> **Element-and-box listings**

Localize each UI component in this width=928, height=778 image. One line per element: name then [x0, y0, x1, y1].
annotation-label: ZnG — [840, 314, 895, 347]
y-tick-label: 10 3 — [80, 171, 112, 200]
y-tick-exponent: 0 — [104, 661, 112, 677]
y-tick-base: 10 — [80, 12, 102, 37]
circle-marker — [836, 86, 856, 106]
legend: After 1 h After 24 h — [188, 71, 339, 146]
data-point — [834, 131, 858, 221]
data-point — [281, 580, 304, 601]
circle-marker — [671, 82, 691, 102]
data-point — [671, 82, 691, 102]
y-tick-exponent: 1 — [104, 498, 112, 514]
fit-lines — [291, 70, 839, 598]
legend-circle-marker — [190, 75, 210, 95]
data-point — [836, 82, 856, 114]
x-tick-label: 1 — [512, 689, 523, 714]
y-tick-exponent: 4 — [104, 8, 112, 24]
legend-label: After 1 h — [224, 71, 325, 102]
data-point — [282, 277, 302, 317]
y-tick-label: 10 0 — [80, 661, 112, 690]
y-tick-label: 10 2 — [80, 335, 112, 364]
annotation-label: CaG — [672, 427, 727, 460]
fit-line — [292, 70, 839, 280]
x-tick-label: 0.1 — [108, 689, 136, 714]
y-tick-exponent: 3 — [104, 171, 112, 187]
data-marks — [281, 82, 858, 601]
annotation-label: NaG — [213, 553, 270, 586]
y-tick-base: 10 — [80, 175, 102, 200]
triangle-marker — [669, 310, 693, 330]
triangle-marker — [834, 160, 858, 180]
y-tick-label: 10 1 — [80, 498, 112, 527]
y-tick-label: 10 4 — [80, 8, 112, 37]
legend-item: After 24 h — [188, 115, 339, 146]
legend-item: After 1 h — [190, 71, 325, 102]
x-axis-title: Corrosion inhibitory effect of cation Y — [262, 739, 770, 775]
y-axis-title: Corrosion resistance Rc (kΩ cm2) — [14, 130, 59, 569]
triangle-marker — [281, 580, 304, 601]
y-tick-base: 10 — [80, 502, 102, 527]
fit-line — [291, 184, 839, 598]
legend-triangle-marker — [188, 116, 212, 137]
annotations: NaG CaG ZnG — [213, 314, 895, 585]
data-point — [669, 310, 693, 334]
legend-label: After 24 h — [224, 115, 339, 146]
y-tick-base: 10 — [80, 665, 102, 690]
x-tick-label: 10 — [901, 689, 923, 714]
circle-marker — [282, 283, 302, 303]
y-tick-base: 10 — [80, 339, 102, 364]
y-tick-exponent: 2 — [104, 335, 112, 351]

> **Your instructions**
Can you return every line of the items above verbatim, with nothing altered, added, or left out?

> **Result of the task**
Localize each UI component in this width=928, height=778 image. One line per element: name then [x0, y0, x1, y1].
annotation-label: ZnG — [840, 314, 895, 347]
y-tick-label: 10 3 — [80, 171, 112, 200]
y-tick-exponent: 0 — [104, 661, 112, 677]
y-tick-base: 10 — [80, 12, 102, 37]
circle-marker — [836, 86, 856, 106]
legend: After 1 h After 24 h — [188, 71, 339, 146]
data-point — [834, 131, 858, 221]
data-point — [281, 580, 304, 601]
circle-marker — [671, 82, 691, 102]
data-point — [671, 82, 691, 102]
y-tick-exponent: 1 — [104, 498, 112, 514]
fit-lines — [291, 70, 839, 598]
legend-circle-marker — [190, 75, 210, 95]
data-point — [836, 82, 856, 114]
x-tick-label: 1 — [512, 689, 523, 714]
y-tick-exponent: 4 — [104, 8, 112, 24]
legend-label: After 1 h — [224, 71, 325, 102]
data-point — [282, 277, 302, 317]
y-tick-label: 10 0 — [80, 661, 112, 690]
y-tick-label: 10 2 — [80, 335, 112, 364]
annotation-label: CaG — [672, 427, 727, 460]
fit-line — [292, 70, 839, 280]
x-tick-label: 0.1 — [108, 689, 136, 714]
y-tick-exponent: 3 — [104, 171, 112, 187]
data-marks — [281, 82, 858, 601]
annotation-label: NaG — [213, 553, 270, 586]
y-tick-base: 10 — [80, 175, 102, 200]
triangle-marker — [669, 310, 693, 330]
triangle-marker — [834, 160, 858, 180]
y-tick-label: 10 1 — [80, 498, 112, 527]
y-tick-label: 10 4 — [80, 8, 112, 37]
legend-item: After 24 h — [188, 115, 339, 146]
legend-item: After 1 h — [190, 71, 325, 102]
x-axis-title: Corrosion inhibitory effect of cation Y — [262, 739, 770, 775]
y-axis-title: Corrosion resistance Rc (kΩ cm2) — [14, 130, 59, 569]
triangle-marker — [281, 580, 304, 601]
y-tick-base: 10 — [80, 502, 102, 527]
fit-line — [291, 184, 839, 598]
legend-triangle-marker — [188, 116, 212, 137]
annotations: NaG CaG ZnG — [213, 314, 895, 585]
data-point — [669, 310, 693, 334]
legend-label: After 24 h — [224, 115, 339, 146]
y-tick-base: 10 — [80, 665, 102, 690]
x-tick-label: 10 — [901, 689, 923, 714]
circle-marker — [282, 283, 302, 303]
y-tick-base: 10 — [80, 339, 102, 364]
y-tick-exponent: 2 — [104, 335, 112, 351]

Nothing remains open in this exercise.